= EXERCISE OBJECTIVE =
Determine how many lines include "Remover". Give the number and nothing else.

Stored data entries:
────────────────────
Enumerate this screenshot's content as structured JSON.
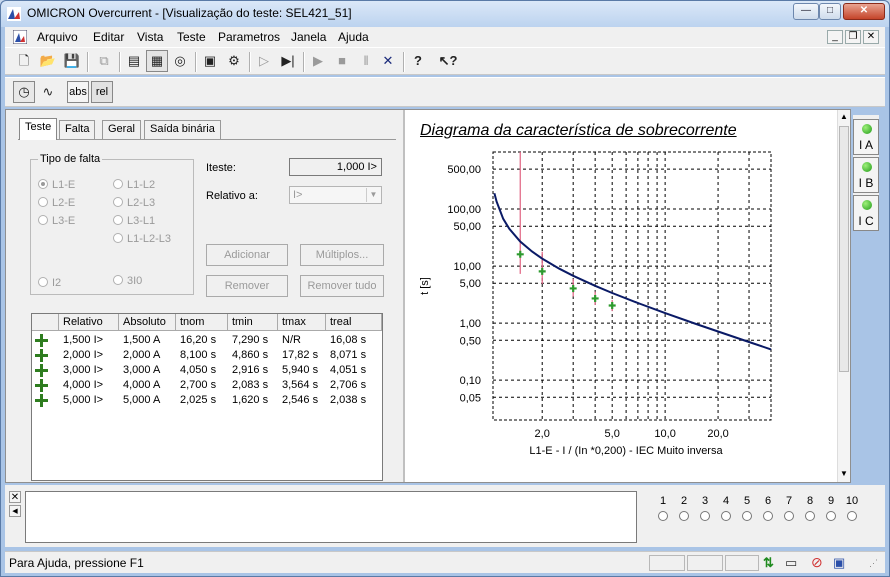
{
  "window": {
    "title": "OMICRON Overcurrent - [Visualização do teste: SEL421_51]"
  },
  "menu": [
    "Arquivo",
    "Editar",
    "Vista",
    "Teste",
    "Parametros",
    "Janela",
    "Ajuda"
  ],
  "toolbar2": {
    "abs_label": "abs",
    "rel_label": "rel"
  },
  "tabs": [
    "Teste",
    "Falta",
    "Geral",
    "Saída binária"
  ],
  "fault_type": {
    "legend": "Tipo de falta",
    "options": [
      "L1-E",
      "L2-E",
      "L3-E",
      "L1-L2",
      "L2-L3",
      "L3-L1",
      "L1-L2-L3",
      "I2",
      "3I0"
    ],
    "selected": "L1-E"
  },
  "form": {
    "itest_label": "Iteste:",
    "itest_value": "1,000 I>",
    "relative_label": "Relativo a:",
    "relative_value": "I>"
  },
  "buttons": {
    "add": "Adicionar",
    "multiple": "Múltiplos...",
    "remove": "Remover",
    "remove_all": "Remover tudo"
  },
  "table": {
    "headers": [
      "Relativo",
      "Absoluto",
      "tnom",
      "tmin",
      "tmax",
      "treal"
    ],
    "rows": [
      [
        "1,500 I>",
        "1,500 A",
        "16,20 s",
        "7,290 s",
        "N/R",
        "16,08 s"
      ],
      [
        "2,000 I>",
        "2,000 A",
        "8,100 s",
        "4,860 s",
        "17,82 s",
        "8,071 s"
      ],
      [
        "3,000 I>",
        "3,000 A",
        "4,050 s",
        "2,916 s",
        "5,940 s",
        "4,051 s"
      ],
      [
        "4,000 I>",
        "4,000 A",
        "2,700 s",
        "2,083 s",
        "3,564 s",
        "2,706 s"
      ],
      [
        "5,000 I>",
        "5,000 A",
        "2,025 s",
        "1,620 s",
        "2,546 s",
        "2,038 s"
      ]
    ]
  },
  "chart_data": {
    "type": "line",
    "title": "Diagrama da característica de sobrecorrente",
    "xlabel": "L1-E - I / (In *0,200)  - IEC Muito inversa",
    "ylabel": "t [s]",
    "x_scale": "log",
    "y_scale": "log",
    "xlim": [
      1.05,
      40
    ],
    "ylim": [
      0.02,
      1000
    ],
    "x_ticks": [
      "2,0",
      "5,0",
      "10,0",
      "20,0"
    ],
    "x_tick_values": [
      2,
      5,
      10,
      20
    ],
    "y_ticks": [
      "500,00",
      "100,00",
      "50,00",
      "10,00",
      "5,00",
      "1,00",
      "0,50",
      "0,10",
      "0,05"
    ],
    "y_tick_values": [
      500,
      100,
      50,
      10,
      5,
      1,
      0.5,
      0.1,
      0.05
    ],
    "grid": true,
    "curve_color": "#0a1a66",
    "series": [
      {
        "x": [
          1.07,
          1.1,
          1.2,
          1.3,
          1.5,
          1.75,
          2,
          2.5,
          3,
          4,
          5,
          7,
          10,
          15,
          20,
          30,
          40
        ],
        "y": [
          189.3,
          135,
          67.5,
          45,
          27,
          18,
          13.5,
          9,
          6.75,
          4.5,
          3.375,
          2.25,
          1.5,
          0.964,
          0.711,
          0.466,
          0.346
        ]
      }
    ],
    "test_points": {
      "x": [
        1.5,
        2,
        3,
        4,
        5
      ],
      "y": [
        16.08,
        8.071,
        4.051,
        2.706,
        2.038
      ],
      "color": "#2e9a2e"
    },
    "tolerance_lines": {
      "x": [
        1.5,
        2,
        3,
        4,
        5
      ],
      "ymin": [
        7.29,
        4.86,
        2.916,
        2.083,
        1.62
      ],
      "ymax": [
        1000,
        17.82,
        5.94,
        3.564,
        2.546
      ],
      "color": "#e06080"
    }
  },
  "indicators": [
    "I A",
    "I B",
    "I C"
  ],
  "binary_outputs": [
    "1",
    "2",
    "3",
    "4",
    "5",
    "6",
    "7",
    "8",
    "9",
    "10"
  ],
  "status": {
    "text": "Para Ajuda, pressione F1"
  }
}
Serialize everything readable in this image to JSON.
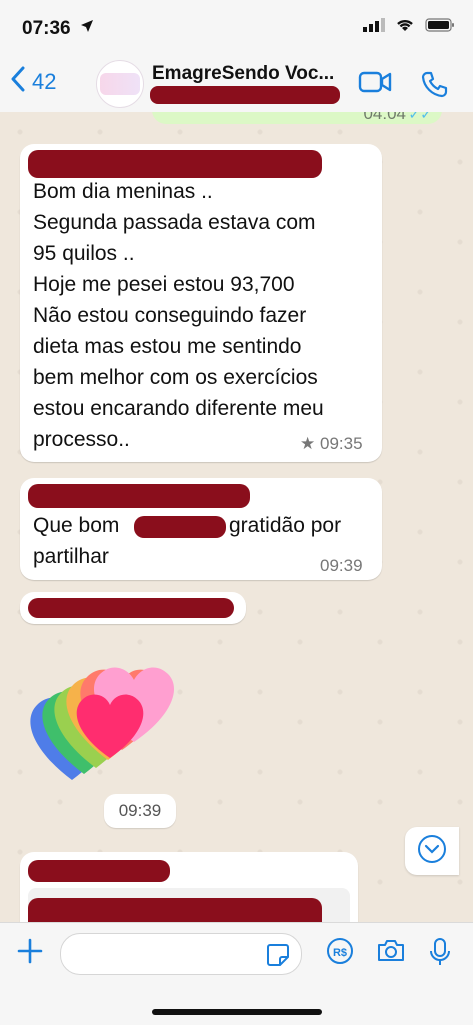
{
  "status_bar": {
    "time": "07:36"
  },
  "header": {
    "back_count": "42",
    "chat_title": "EmagreSendo Voc..."
  },
  "messages": {
    "outgoing_partial_time": "04:04",
    "m1": {
      "text": "Bom dia meninas ..\nSegunda passada estava com\n95 quilos ..\nHoje me pesei estou 93,700\nNão estou conseguindo fazer\ndieta mas estou me sentindo\nbem melhor com os exercícios\nestou encarando diferente meu\nprocesso..",
      "time": "09:35",
      "starred": true
    },
    "m2": {
      "text_part1": "Que bom",
      "text_part2": "gratidão por",
      "text_part3": "partilhar",
      "time": "09:39"
    },
    "emoji_time": "09:39"
  },
  "input": {
    "placeholder": ""
  },
  "colors": {
    "accent": "#1a7fdc",
    "outgoing_bubble": "#dcf8c6",
    "incoming_bubble": "#ffffff",
    "chat_bg": "#efe7dc",
    "redaction": "#8a0e1c"
  },
  "icons": [
    "location-arrow-icon",
    "signal-icon",
    "wifi-icon",
    "battery-icon",
    "chevron-left-icon",
    "video-call-icon",
    "phone-icon",
    "double-check-icon",
    "star-icon",
    "chevron-down-circle-icon",
    "plus-icon",
    "sticker-icon",
    "pix-payment-icon",
    "camera-icon",
    "microphone-icon"
  ]
}
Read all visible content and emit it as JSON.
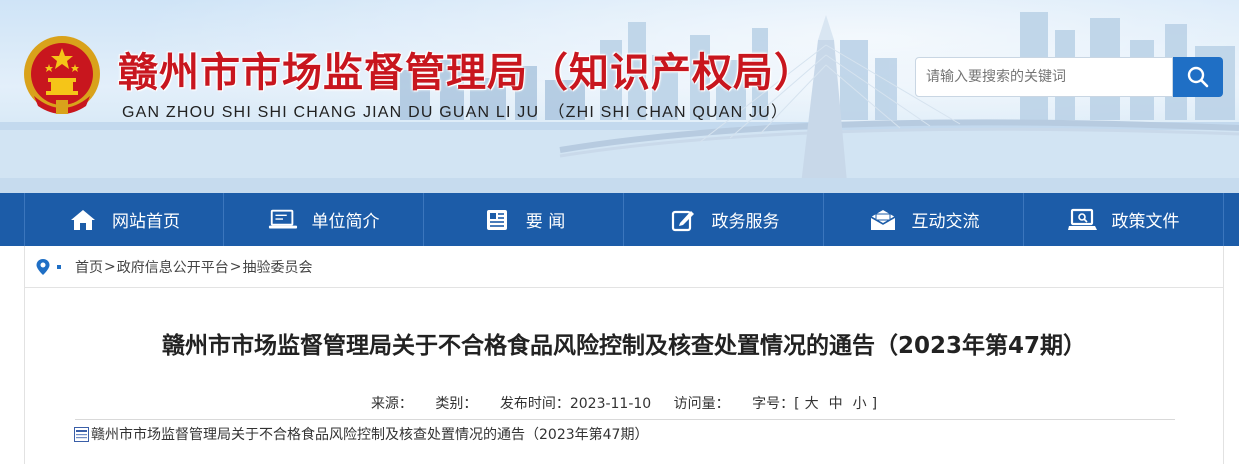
{
  "header": {
    "site_title": "赣州市市场监督管理局（知识产权局）",
    "site_pinyin": "GAN ZHOU SHI SHI CHANG JIAN DU GUAN LI JU　（ZHI SHI CHAN QUAN JU）",
    "search": {
      "placeholder": "请输入要搜索的关键词"
    },
    "emblem_icon": "national-emblem",
    "search_icon": "search-icon"
  },
  "nav": {
    "items": [
      {
        "label": "网站首页",
        "icon": "home-icon"
      },
      {
        "label": "单位简介",
        "icon": "monitor-icon"
      },
      {
        "label": "要 闻",
        "icon": "newspaper-icon"
      },
      {
        "label": "政务服务",
        "icon": "edit-icon"
      },
      {
        "label": "互动交流",
        "icon": "mail-icon"
      },
      {
        "label": "政策文件",
        "icon": "laptop-icon"
      }
    ]
  },
  "breadcrumb": {
    "items": [
      "首页",
      "政府信息公开平台",
      "抽验委员会"
    ],
    "separator": ">"
  },
  "article": {
    "title": "赣州市市场监督管理局关于不合格食品风险控制及核查处置情况的通告（2023年第47期）",
    "meta": {
      "source_label": "来源：",
      "category_label": "类别：",
      "publish_label": "发布时间：2023-11-10",
      "visits_label": "访问量：",
      "size_label": "字号：",
      "size_open": "[",
      "size_large": "大",
      "size_medium": "中",
      "size_small": "小",
      "size_close": "]"
    },
    "attachment": "赣州市市场监督管理局关于不合格食品风险控制及核查处置情况的通告（2023年第47期）"
  },
  "colors": {
    "nav_bg": "#1c5ca8",
    "title_red": "#c8161e",
    "search_btn": "#1f6fc5"
  }
}
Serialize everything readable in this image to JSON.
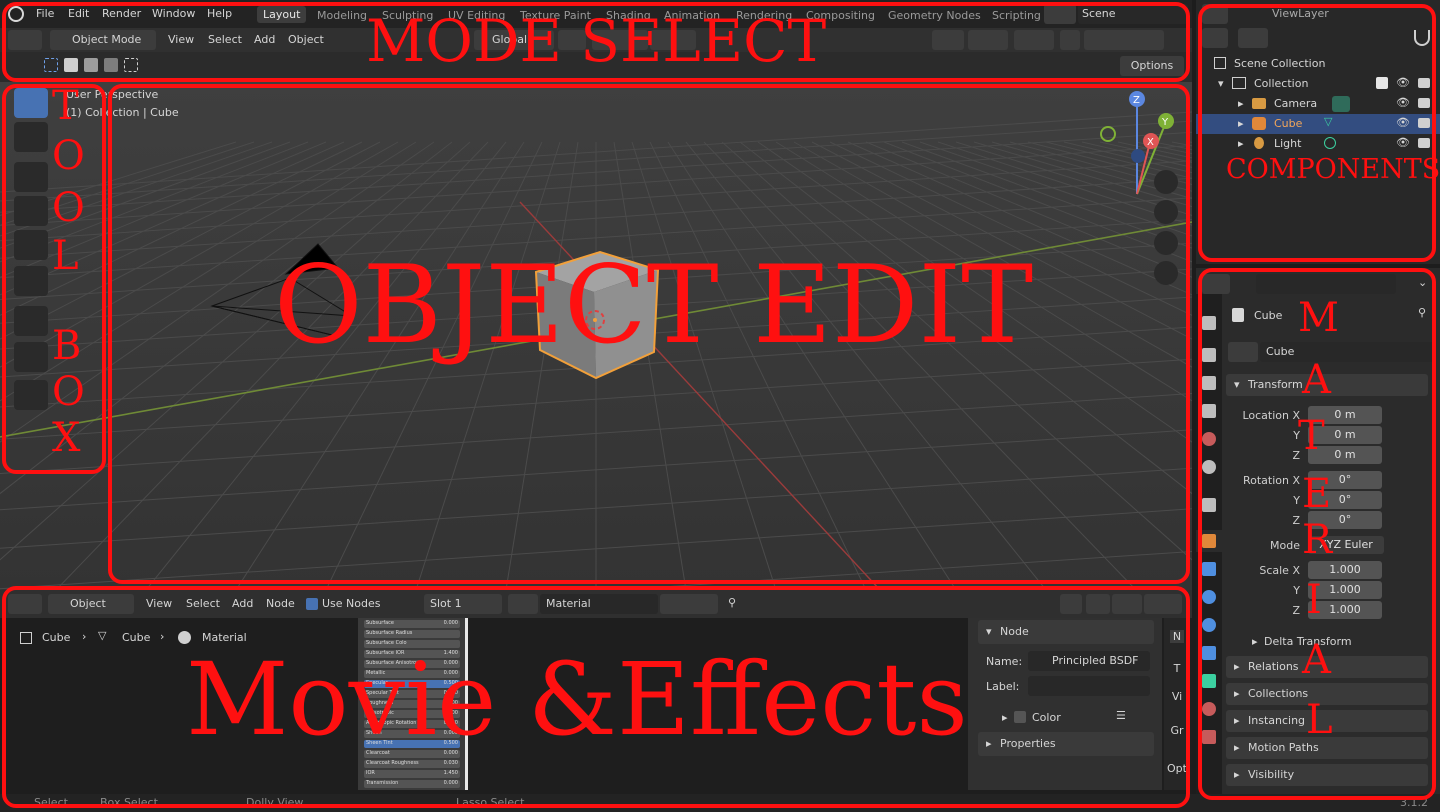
{
  "app": {
    "menus": [
      "File",
      "Edit",
      "Render",
      "Window",
      "Help"
    ],
    "workspace_tabs": [
      "Layout",
      "Modeling",
      "Sculpting",
      "UV Editing",
      "Texture Paint",
      "Shading",
      "Animation",
      "Rendering",
      "Compositing",
      "Geometry Nodes",
      "Scripting"
    ],
    "scene": "Scene",
    "view_layer": "ViewLayer"
  },
  "viewport": {
    "mode": "Object Mode",
    "menus": [
      "View",
      "Select",
      "Add",
      "Object"
    ],
    "transform_orientation": "Global",
    "options": "Options",
    "overlay_line1": "User Perspective",
    "overlay_line2": "(1) Collection | Cube",
    "gizmo_axes": [
      "Z",
      "Y",
      "X"
    ]
  },
  "outliner": {
    "root": "Scene Collection",
    "collection": "Collection",
    "items": [
      "Camera",
      "Cube",
      "Light"
    ],
    "selected": "Cube"
  },
  "properties": {
    "object_name": "Cube",
    "data_name": "Cube",
    "transform_header": "Transform",
    "location_label": "Location X",
    "rotation_label": "Rotation X",
    "scale_label": "Scale X",
    "axis_y": "Y",
    "axis_z": "Z",
    "location": [
      "0 m",
      "0 m",
      "0 m"
    ],
    "rotation": [
      "0°",
      "0°",
      "0°"
    ],
    "mode_label": "Mode",
    "mode_value": "XYZ Euler",
    "scale": [
      "1.000",
      "1.000",
      "1.000"
    ],
    "delta": "Delta Transform",
    "sections": [
      "Relations",
      "Collections",
      "Instancing",
      "Motion Paths",
      "Visibility"
    ]
  },
  "node_editor": {
    "type": "Object",
    "menus": [
      "View",
      "Select",
      "Add",
      "Node"
    ],
    "use_nodes": "Use Nodes",
    "slot": "Slot 1",
    "material": "Material",
    "breadcrumb": [
      "Cube",
      "Cube",
      "Material"
    ],
    "node_panel": "Node",
    "name_label": "Name:",
    "name_value": "Principled BSDF",
    "label_label": "Label:",
    "color": "Color",
    "properties": "Properties",
    "side_tabs": [
      "N",
      "T",
      "Vi",
      "Gr",
      "Opt"
    ],
    "bsdf_rows": [
      "Subsurface",
      "Subsurface Radius",
      "Subsurface Colo",
      "Subsurface IOR",
      "Subsurface Anisotropy",
      "Metallic",
      "Specular",
      "Specular Tint",
      "Roughness",
      "Anisotropic",
      "Anisotropic Rotation",
      "Sheen",
      "Sheen Tint",
      "Clearcoat",
      "Clearcoat Roughness",
      "IOR",
      "Transmission"
    ],
    "bsdf_values": [
      "0.000",
      "",
      "",
      "1.400",
      "0.000",
      "0.000",
      "0.500",
      "0.000",
      "0.500",
      "0.000",
      "0.000",
      "0.000",
      "0.500",
      "0.000",
      "0.030",
      "1.450",
      "0.000"
    ]
  },
  "statusbar": {
    "items": [
      "Select",
      "Box Select",
      "Dolly View",
      "Lasso Select"
    ],
    "version": "3.1.2"
  },
  "annotations": {
    "mode_select": "MODE SELECT",
    "components": "COMPONENTS",
    "object_edit": "OBJECT EDIT",
    "movie_effects": "Movie &Effects",
    "toolbox_letters": [
      "T",
      "O",
      "O",
      "L",
      "B",
      "O",
      "X"
    ],
    "material_letters": [
      "M",
      "A",
      "T",
      "E",
      "R",
      "I",
      "A",
      "L"
    ],
    "color": "#ff1010"
  }
}
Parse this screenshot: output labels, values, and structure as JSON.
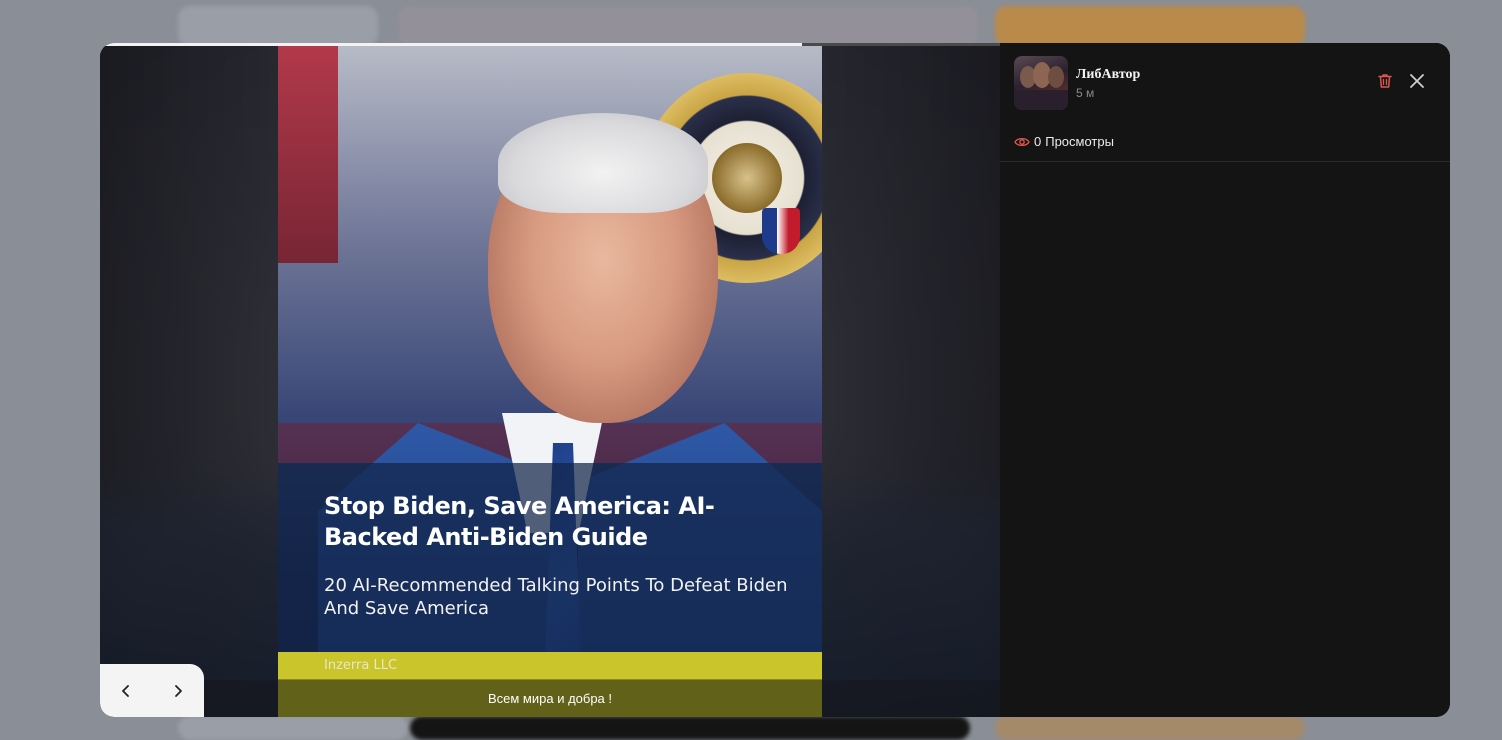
{
  "story": {
    "progress": 0.78,
    "caption": "Всем мира и добра !",
    "cover": {
      "title": "Stop Biden, Save America: AI-Backed Anti-Biden Guide",
      "subtitle": "20 AI-Recommended Talking Points To Defeat Biden And Save America",
      "publisher": "Inzerra LLC"
    }
  },
  "author": {
    "name": "ЛибАвтор",
    "time_ago": "5 м"
  },
  "stats": {
    "views_count": "0",
    "views_label": "Просмотры"
  },
  "icons": {
    "prev": "chevron-left-icon",
    "next": "chevron-right-icon",
    "delete": "trash-icon",
    "close": "close-icon",
    "views": "eye-icon"
  },
  "colors": {
    "modal_bg": "#141414",
    "delete_icon": "#e0574f",
    "nav_bg": "#f4f4f4"
  }
}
────────────────────
= FULL RESPONSE =
2